TASK DETAILS: In the records below, find each line with the word "ψηφία" and copy it.
— start SOURCE MATERIAL —
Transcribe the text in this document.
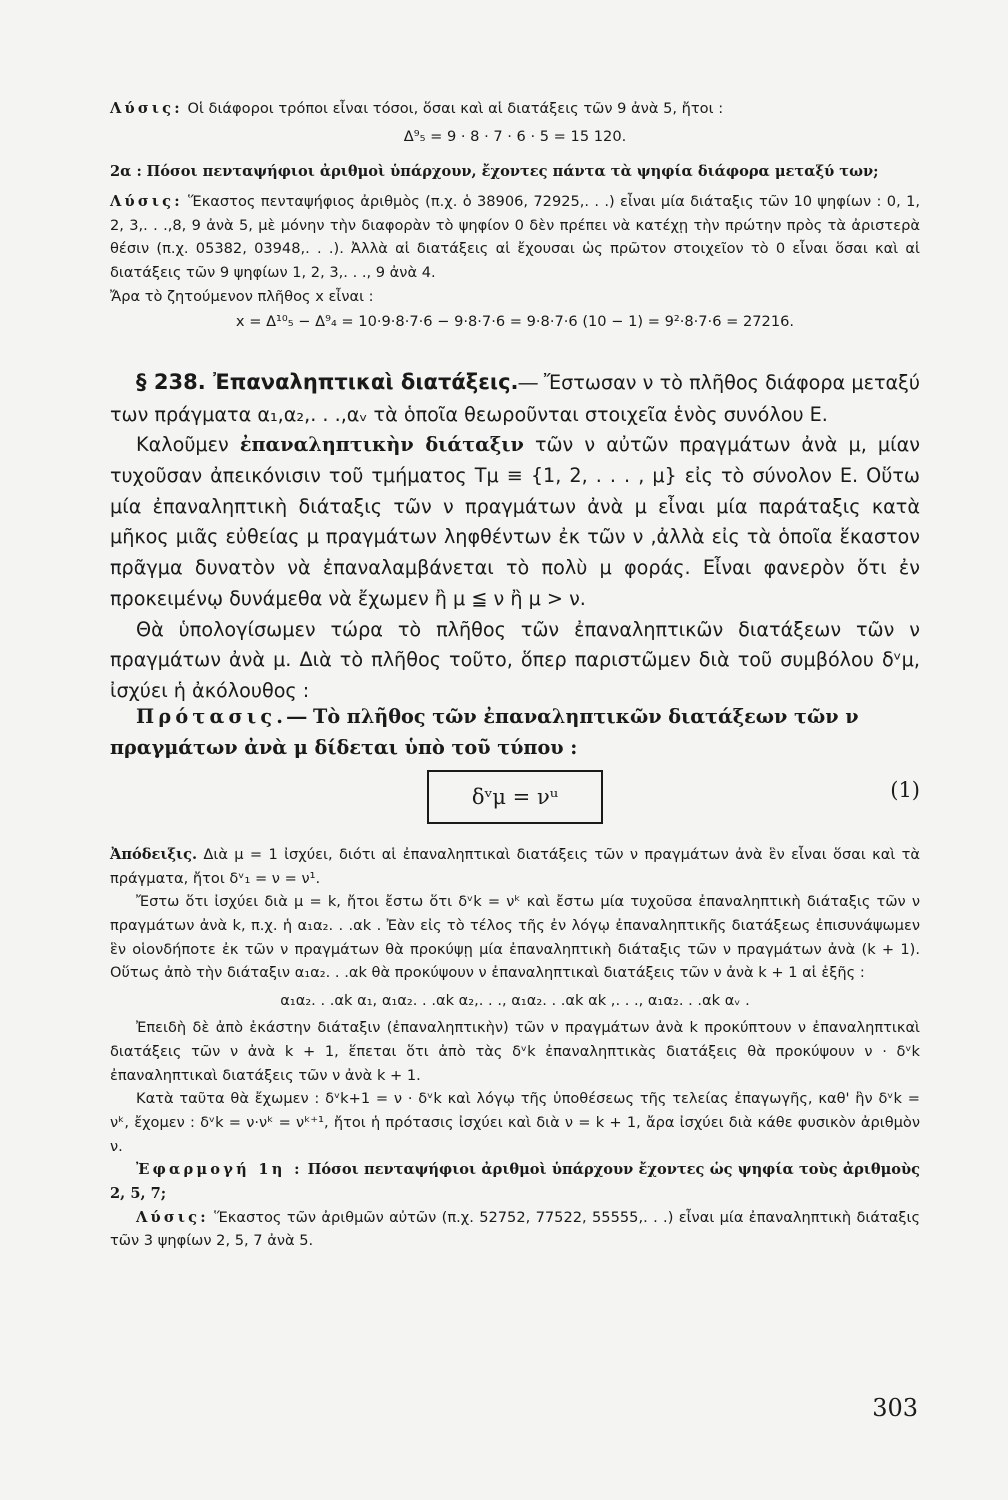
Λύσις: Οἱ διάφοροι τρόποι εἶναι τόσοι, ὅσαι καὶ αἱ διατάξεις τῶν 9 ἀνὰ 5, ἤτοι :
Δ⁹₅ = 9 · 8 · 7 · 6 · 5 = 15 120.
2α : Πόσοι πενταψήφιοι ἀριθμοὶ ὑπάρχουν, ἔχοντες πάντα τὰ ψηφία διάφορα μεταξύ των;
Λύσις: Ἕκαστος πενταψήφιος ἀριθμὸς (π.χ. ὁ 38906, 72925,. . .) εἶναι μία διάταξις τῶν 10 ψηφίων : 0, 1, 2, 3,. . .,8, 9 ἀνὰ 5, μὲ μόνην τὴν διαφορὰν τὸ ψηφίον 0 δὲν πρέπει νὰ κατέχῃ τὴν πρώτην πρὸς τὰ ἀριστερὰ θέσιν (π.χ. 05382, 03948,. . .). Ἀλλὰ αἱ διατάξεις αἱ ἔχουσαι ὡς πρῶτον στοιχεῖον τὸ 0 εἶναι ὅσαι καὶ αἱ διατάξεις τῶν 9 ψηφίων 1, 2, 3,. . ., 9 ἀνὰ 4.
Ἄρα τὸ ζητούμενον πλῆθος x εἶναι :
x = Δ¹⁰₅ − Δ⁹₄ = 10·9·8·7·6 − 9·8·7·6 = 9·8·7·6 (10 − 1) = 9²·8·7·6 = 27216.

§ 238. Ἐπαναληπτικαὶ διατάξεις.― Ἔστωσαν ν τὸ πλῆθος διάφορα μεταξύ των πράγματα α₁,α₂,. . .,αᵥ τὰ ὁποῖα θεωροῦνται στοιχεῖα ἑνὸς συνόλου Ε.

Καλοῦμεν ἐπαναληπτικὴν διάταξιν τῶν ν αὐτῶν πραγμάτων ἀνὰ μ, μίαν τυχοῦσαν ἀπεικόνισιν τοῦ τμήματος Tμ ≡ {1, 2, . . . , μ} εἰς τὸ σύνολον Ε. Οὕτω μία ἐπαναληπτικὴ διάταξις τῶν ν πραγμάτων ἀνὰ μ εἶναι μία παράταξις κατὰ μῆκος μιᾶς εὐθείας μ πραγμάτων ληφθέντων ἐκ τῶν ν ,ἀλλὰ εἰς τὰ ὁποῖα ἕκαστον πρᾶγμα δυνατὸν νὰ ἐπαναλαμβάνεται τὸ πολὺ μ φοράς. Εἶναι φανερὸν ὅτι ἐν προκειμένῳ δυνάμεθα νὰ ἔχωμεν ἢ μ ≦ ν ἢ μ > ν.

Θὰ ὑπολογίσωμεν τώρα τὸ πλῆθος τῶν ἐπαναληπτικῶν διατάξεων τῶν ν πραγμάτων ἀνὰ μ. Διὰ τὸ πλῆθος τοῦτο, ὅπερ παριστῶμεν διὰ τοῦ συμβόλου δᵛμ, ἰσχύει ἡ ἀκόλουθος :

Πρότασις.― Τὸ πλῆθος τῶν ἐπαναληπτικῶν διατάξεων τῶν ν πραγμάτων ἀνὰ μ δίδεται ὑπὸ τοῦ τύπου :

δᵛμ = νᵘ	(1)

Ἀπόδειξις. Διὰ μ = 1 ἰσχύει, διότι αἱ ἐπαναληπτικαὶ διατάξεις τῶν ν πραγμάτων ἀνὰ ἓν εἶναι ὅσαι καὶ τὰ πράγματα, ἤτοι δᵛ₁ = ν = ν¹.

Ἔστω ὅτι ἰσχύει διὰ μ = k, ἤτοι ἔστω ὅτι δᵛk = νᵏ καὶ ἔστω μία τυχοῦσα ἐπαναληπτικὴ διάταξις τῶν ν πραγμάτων ἀνὰ k, π.χ. ἡ α₁α₂. . .αk . Ἐὰν εἰς τὸ τέλος τῆς ἐν λόγῳ ἐπαναληπτικῆς διατάξεως ἐπισυνάψωμεν ἓν οἱονδήποτε ἐκ τῶν ν πραγμάτων θὰ προκύψῃ μία ἐπαναληπτικὴ διάταξις τῶν ν πραγμάτων ἀνὰ (k + 1). Οὕτως ἀπὸ τὴν διάταξιν α₁α₂. . .αk θὰ προκύψουν ν ἐπαναληπτικαὶ διατάξεις τῶν ν ἀνὰ k + 1 αἱ ἑξῆς :

α₁α₂. . .αk α₁, α₁α₂. . .αk α₂,. . ., α₁α₂. . .αk αk ,. . ., α₁α₂. . .αk αᵥ .

Ἐπειδὴ δὲ ἀπὸ ἑκάστην διάταξιν (ἐπαναληπτικὴν) τῶν ν πραγμάτων ἀνὰ k προκύπτουν ν ἐπαναληπτικαὶ διατάξεις τῶν ν ἀνὰ k + 1, ἕπεται ὅτι ἀπὸ τὰς δᵛk ἐπαναληπτικὰς διατάξεις θὰ προκύψουν ν · δᵛk ἐπαναληπτικαὶ διατάξεις τῶν ν ἀνὰ k + 1.

Κατὰ ταῦτα θὰ ἔχωμεν : δᵛk+1 = ν · δᵛk καὶ λόγῳ τῆς ὑποθέσεως τῆς τελείας ἐπαγωγῆς, καθ' ἣν δᵛk = νᵏ, ἔχομεν : δᵛk = ν·νᵏ = νᵏ⁺¹, ἤτοι ἡ πρότασις ἰσχύει καὶ διὰ ν = k + 1, ἄρα ἰσχύει διὰ κάθε φυσικὸν ἀριθμὸν ν.

Ἐφαρμογή 1η : Πόσοι πενταψήφιοι ἀριθμοὶ ὑπάρχουν ἔχοντες ὡς ψηφία τοὺς ἀριθμοὺς 2, 5, 7;

Λύσις: Ἕκαστος τῶν ἀριθμῶν αὐτῶν (π.χ. 52752, 77522, 55555,. . .) εἶναι μία ἐπαναληπτικὴ διάταξις τῶν 3 ψηφίων 2, 5, 7 ἀνὰ 5.

303
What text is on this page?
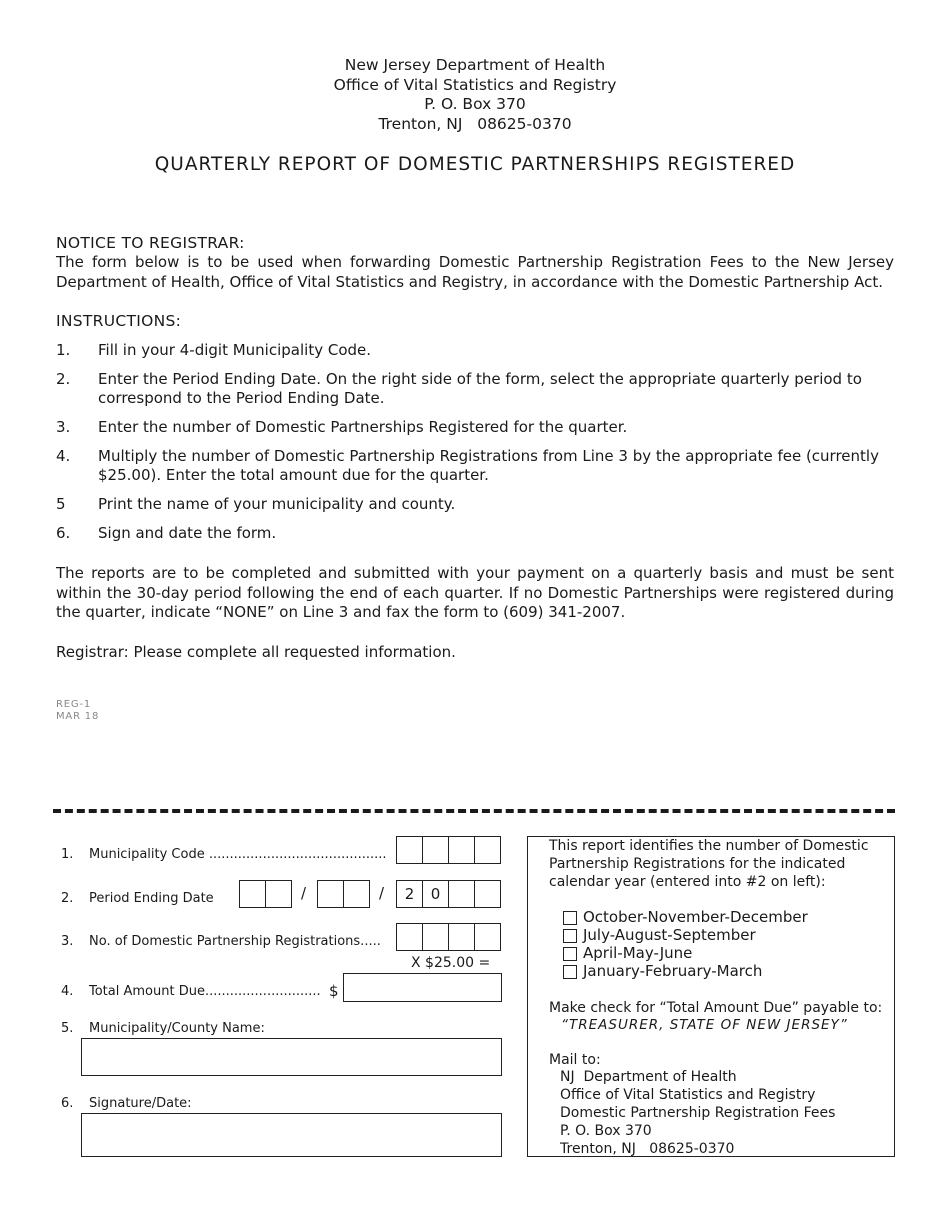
New Jersey Department of Health
Office of Vital Statistics and Registry
P. O. Box 370
Trenton, NJ   08625-0370
QUARTERLY REPORT OF DOMESTIC PARTNERSHIPS REGISTERED
NOTICE TO REGISTRAR:
The form below is to be used when forwarding Domestic Partnership Registration Fees to the New Jersey Department of Health, Office of Vital Statistics and Registry, in accordance with the Domestic Partnership Act.
INSTRUCTIONS:
1. Fill in your 4-digit Municipality Code.
2. Enter the Period Ending Date. On the right side of the form, select the appropriate quarterly period to correspond to the Period Ending Date.
3. Enter the number of Domestic Partnerships Registered for the quarter.
4. Multiply the number of Domestic Partnership Registrations from Line 3 by the appropriate fee (currently $25.00). Enter the total amount due for the quarter.
5 Print the name of your municipality and county.
6. Sign and date the form.
The reports are to be completed and submitted with your payment on a quarterly basis and must be sent within the 30-day period following the end of each quarter. If no Domestic Partnerships were registered during the quarter, indicate “NONE” on Line 3 and fax the form to (609) 341-2007.
Registrar: Please complete all requested information.
REG-1
MAR 18
1. Municipality Code ...........................................
2. Period Ending Date	/	/	2	0
3. No. of Domestic Partnership Registrations.....
X $25.00 =
4. Total Amount Due............................ $
5. Municipality/County Name:
6. Signature/Date:
This report identifies the number of Domestic Partnership Registrations for the indicated calendar year (entered into #2 on left):
October-November-December
July-August-September
April-May-June
January-February-March
Make check for “Total Amount Due” payable to:
“TREASURER, STATE OF NEW JERSEY”
Mail to:
NJ  Department of Health
Office of Vital Statistics and Registry
Domestic Partnership Registration Fees
P. O. Box 370
Trenton, NJ   08625-0370
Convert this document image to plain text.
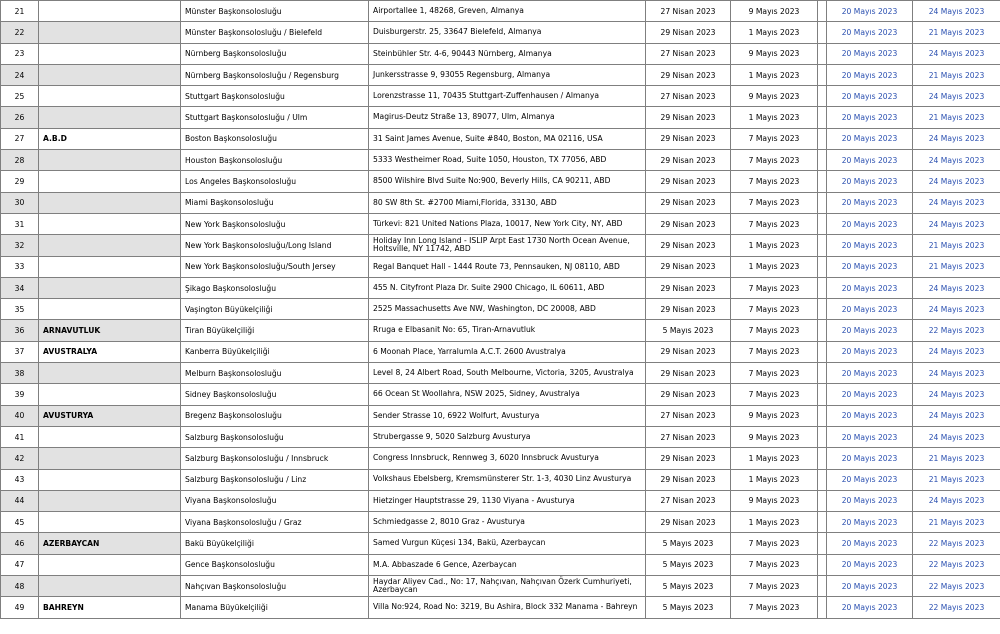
21		Münster Başkonsolosluğu	Airportallee 1, 48268, Greven, Almanya	27 Nisan 2023	9 Mayıs 2023		20 Mayıs 2023	24 Mayıs 2023
22		Münster Başkonsolosluğu / Bielefeld	Duisburgerstr. 25, 33647 Bielefeld, Almanya	29 Nisan 2023	1 Mayıs 2023		20 Mayıs 2023	21 Mayıs 2023
23		Nürnberg Başkonsolosluğu	Steinbühler Str. 4-6, 90443 Nürnberg, Almanya	27 Nisan 2023	9 Mayıs 2023		20 Mayıs 2023	24 Mayıs 2023
24		Nürnberg Başkonsolosluğu / Regensburg	Junkersstrasse 9, 93055 Regensburg, Almanya	29 Nisan 2023	1 Mayıs 2023		20 Mayıs 2023	21 Mayıs 2023
25		Stuttgart Başkonsolosluğu	Lorenzstrasse 11, 70435 Stuttgart-Zuffenhausen / Almanya	27 Nisan 2023	9 Mayıs 2023		20 Mayıs 2023	24 Mayıs 2023
26		Stuttgart Başkonsolosluğu / Ulm	Magirus-Deutz Straße 13, 89077, Ulm, Almanya	29 Nisan 2023	1 Mayıs 2023		20 Mayıs 2023	21 Mayıs 2023
27	A.B.D	Boston Başkonsolosluğu	31 Saint James Avenue, Suite #840, Boston, MA 02116, USA	29 Nisan 2023	7 Mayıs 2023		20 Mayıs 2023	24 Mayıs 2023
28		Houston Başkonsolosluğu	5333 Westheimer Road, Suite 1050, Houston, TX 77056, ABD	29 Nisan 2023	7 Mayıs 2023		20 Mayıs 2023	24 Mayıs 2023
29		Los Angeles Başkonsolosluğu	8500 Wilshire Blvd Suite No:900, Beverly Hills, CA 90211, ABD	29 Nisan 2023	7 Mayıs 2023		20 Mayıs 2023	24 Mayıs 2023
30		Miami Başkonsolosluğu	80 SW 8th St. #2700 Miami,Florida, 33130, ABD	29 Nisan 2023	7 Mayıs 2023		20 Mayıs 2023	24 Mayıs 2023
31		New York Başkonsolosluğu	Türkevi: 821 United Nations Plaza, 10017, New York City, NY, ABD	29 Nisan 2023	7 Mayıs 2023		20 Mayıs 2023	24 Mayıs 2023
32		New York Başkonsolosluğu/Long Island	Holiday Inn Long Island - ISLIP Arpt East 1730 North Ocean Avenue, Holtsville, NY 11742, ABD	29 Nisan 2023	1 Mayıs 2023		20 Mayıs 2023	21 Mayıs 2023
33		New York Başkonsolosluğu/South Jersey	Regal Banquet Hall - 1444 Route 73, Pennsauken, NJ 08110, ABD	29 Nisan 2023	1 Mayıs 2023		20 Mayıs 2023	21 Mayıs 2023
34		Şikago Başkonsolosluğu	455 N. Cityfront Plaza Dr. Suite 2900 Chicago, IL 60611, ABD	29 Nisan 2023	7 Mayıs 2023		20 Mayıs 2023	24 Mayıs 2023
35		Vaşington Büyükelçiliği	2525 Massachusetts Ave NW, Washington, DC 20008, ABD	29 Nisan 2023	7 Mayıs 2023		20 Mayıs 2023	24 Mayıs 2023
36	ARNAVUTLUK	Tiran Büyükelçiliği	Rruga e Elbasanit No: 65, Tiran-Arnavutluk	5 Mayıs 2023	7 Mayıs 2023		20 Mayıs 2023	22 Mayıs 2023
37	AVUSTRALYA	Kanberra Büyükelçiliği	6 Moonah Place, Yarralumla A.C.T. 2600 Avustralya	29 Nisan 2023	7 Mayıs 2023		20 Mayıs 2023	24 Mayıs 2023
38		Melburn Başkonsolosluğu	Level 8, 24 Albert Road, South Melbourne, Victoria, 3205, Avustralya	29 Nisan 2023	7 Mayıs 2023		20 Mayıs 2023	24 Mayıs 2023
39		Sidney Başkonsolosluğu	66 Ocean St Woollahra, NSW 2025, Sidney, Avustralya	29 Nisan 2023	7 Mayıs 2023		20 Mayıs 2023	24 Mayıs 2023
40	AVUSTURYA	Bregenz Başkonsolosluğu	Sender Strasse 10, 6922 Wolfurt, Avusturya	27 Nisan 2023	9 Mayıs 2023		20 Mayıs 2023	24 Mayıs 2023
41		Salzburg Başkonsolosluğu	Strubergasse 9, 5020 Salzburg Avusturya	27 Nisan 2023	9 Mayıs 2023		20 Mayıs 2023	24 Mayıs 2023
42		Salzburg Başkonsolosluğu / Innsbruck	Congress Innsbruck, Rennweg 3, 6020 Innsbruck Avusturya	29 Nisan 2023	1 Mayıs 2023		20 Mayıs 2023	21 Mayıs 2023
43		Salzburg Başkonsolosluğu / Linz	Volkshaus Ebelsberg, Kremsmünsterer Str. 1-3, 4030 Linz Avusturya	29 Nisan 2023	1 Mayıs 2023		20 Mayıs 2023	21 Mayıs 2023
44		Viyana Başkonsolosluğu	Hietzinger Hauptstrasse 29, 1130 Viyana - Avusturya	27 Nisan 2023	9 Mayıs 2023		20 Mayıs 2023	24 Mayıs 2023
45		Viyana Başkonsolosluğu / Graz	Schmiedgasse 2, 8010 Graz - Avusturya	29 Nisan 2023	1 Mayıs 2023		20 Mayıs 2023	21 Mayıs 2023
46	AZERBAYCAN	Bakü Büyükelçiliği	Samed Vurgun Küçesi 134, Bakü, Azerbaycan	5 Mayıs 2023	7 Mayıs 2023		20 Mayıs 2023	22 Mayıs 2023
47		Gence Başkonsolosluğu	M.A. Abbaszade 6 Gence, Azerbaycan	5 Mayıs 2023	7 Mayıs 2023		20 Mayıs 2023	22 Mayıs 2023
48		Nahçıvan Başkonsolosluğu	Haydar Aliyev Cad., No: 17, Nahçıvan, Nahçıvan Özerk Cumhuriyeti, Azerbaycan	5 Mayıs 2023	7 Mayıs 2023		20 Mayıs 2023	22 Mayıs 2023
49	BAHREYN	Manama Büyükelçiliği	Villa No:924, Road No: 3219, Bu Ashira, Block 332 Manama - Bahreyn	5 Mayıs 2023	7 Mayıs 2023		20 Mayıs 2023	22 Mayıs 2023
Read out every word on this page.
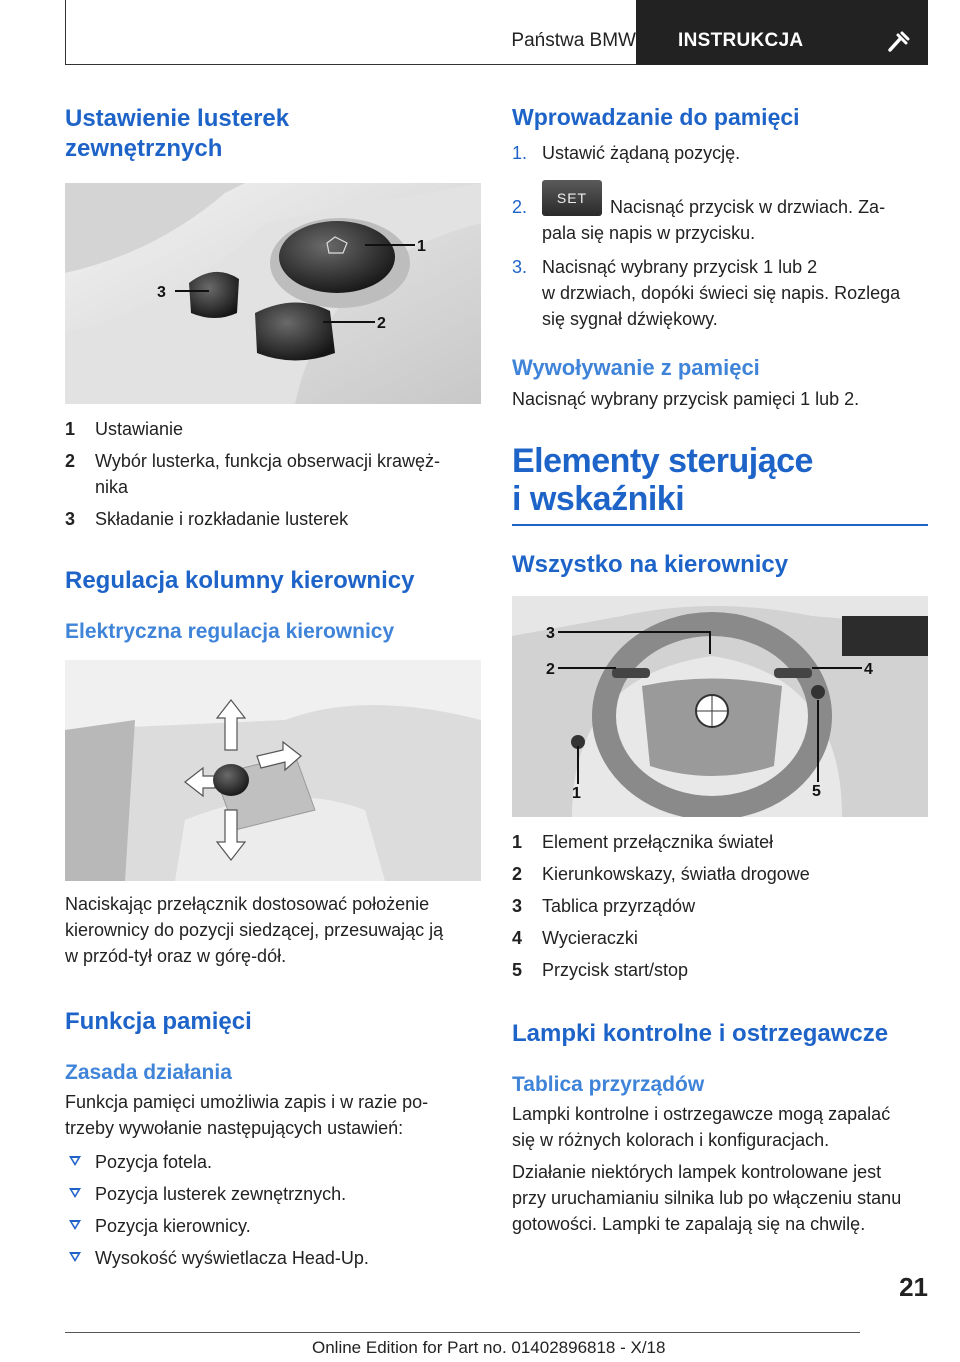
Państwa BMW INSTRUKCJA
Ustawienie lusterek
zewnętrznych
1
2
3
1 Ustawianie
2 Wybór lusterka, funkcja obserwacji krawęż-
nika
3 Składanie i rozkładanie lusterek
Regulacja kolumny kierownicy
Elektryczna regulacja kierownicy

Naciskając przełącznik dostosować położenie
kierownicy do pozycji siedzącej, przesuwając ją
w przód-tył oraz w górę-dół.

Funkcja pamięci
Zasada działania

Funkcja pamięci umożliwia zapis i w razie po-
trzeby wywołanie następujących ustawień:

Pozycja fotela.
Pozycja lusterek zewnętrznych.
Pozycja kierownicy.
Wysokość wyświetlacza Head-Up.
Wprowadzanie do pamięci
1. Ustawić żądaną pozycję.
2. SET Nacisnąć przycisk w drzwiach. Za-
pala się napis w przycisku.
3. Nacisnąć wybrany przycisk 1 lub 2
w drzwiach, dopóki świeci się napis. Rozlega
się sygnał dźwiękowy.
Wywoływanie z pamięci

Nacisnąć wybrany przycisk pamięci 1 lub 2.

Elementy sterujące
i wskaźniki
Wszystko na kierownicy
3
2	4
1	5
1 Element przełącznika świateł
2 Kierunkowskazy, światła drogowe
3 Tablica przyrządów
4 Wycieraczki
5 Przycisk start/stop
Lampki kontrolne i ostrzegawcze
Tablica przyrządów

Lampki kontrolne i ostrzegawcze mogą zapalać
się w różnych kolorach i konfiguracjach.

Działanie niektórych lampek kontrolowane jest
przy uruchamianiu silnika lub po włączeniu stanu
gotowości. Lampki te zapalają się na chwilę.

21
Online Edition for Part no. 01402896818 - X/18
— end SOURCE MATERIAL —
THE OUTPUT:
2α : Πόσοι πενταψήφιοι ἀριθμοὶ ὑπάρχουν, ἔχοντες πάντα τὰ ψηφία διάφορα μεταξύ των;
Ἐφαρμογή 1η : Πόσοι πενταψήφιοι ἀριθμοὶ ὑπάρχουν ἔχοντες ὡς ψηφία τοὺς ἀριθμοὺς 2, 5, 7;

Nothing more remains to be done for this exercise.